======== DATA SHOWN

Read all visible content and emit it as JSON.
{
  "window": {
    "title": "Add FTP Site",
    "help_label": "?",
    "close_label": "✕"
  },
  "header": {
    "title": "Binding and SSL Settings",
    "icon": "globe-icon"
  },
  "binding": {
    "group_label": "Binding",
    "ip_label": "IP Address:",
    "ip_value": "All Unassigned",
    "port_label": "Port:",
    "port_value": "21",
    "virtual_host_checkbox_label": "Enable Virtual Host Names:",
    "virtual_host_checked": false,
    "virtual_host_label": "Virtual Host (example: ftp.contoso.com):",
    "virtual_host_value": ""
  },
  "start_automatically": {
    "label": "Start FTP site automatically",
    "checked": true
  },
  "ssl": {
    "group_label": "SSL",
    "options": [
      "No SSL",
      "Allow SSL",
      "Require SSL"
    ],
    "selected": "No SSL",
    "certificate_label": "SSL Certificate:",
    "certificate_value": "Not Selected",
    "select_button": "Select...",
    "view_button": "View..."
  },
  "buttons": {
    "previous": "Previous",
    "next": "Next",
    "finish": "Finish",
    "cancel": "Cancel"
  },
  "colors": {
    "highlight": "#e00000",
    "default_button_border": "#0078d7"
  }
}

================

◆ WHAT IS ASKED:
From the data above, extract every line in its exact form.

◆ WRITTEN RESPONSE:
Read all visible content and emit it as JSON.
{
  "window": {
    "title": "Add FTP Site",
    "help_label": "?",
    "close_label": "✕"
  },
  "header": {
    "title": "Binding and SSL Settings",
    "icon": "globe-icon"
  },
  "binding": {
    "group_label": "Binding",
    "ip_label": "IP Address:",
    "ip_value": "All Unassigned",
    "port_label": "Port:",
    "port_value": "21",
    "virtual_host_checkbox_label": "Enable Virtual Host Names:",
    "virtual_host_checked": false,
    "virtual_host_label": "Virtual Host (example: ftp.contoso.com):",
    "virtual_host_value": ""
  },
  "start_automatically": {
    "label": "Start FTP site automatically",
    "checked": true
  },
  "ssl": {
    "group_label": "SSL",
    "options": [
      "No SSL",
      "Allow SSL",
      "Require SSL"
    ],
    "selected": "No SSL",
    "certificate_label": "SSL Certificate:",
    "certificate_value": "Not Selected",
    "select_button": "Select...",
    "view_button": "View..."
  },
  "buttons": {
    "previous": "Previous",
    "next": "Next",
    "finish": "Finish",
    "cancel": "Cancel"
  },
  "colors": {
    "highlight": "#e00000",
    "default_button_border": "#0078d7"
  }
}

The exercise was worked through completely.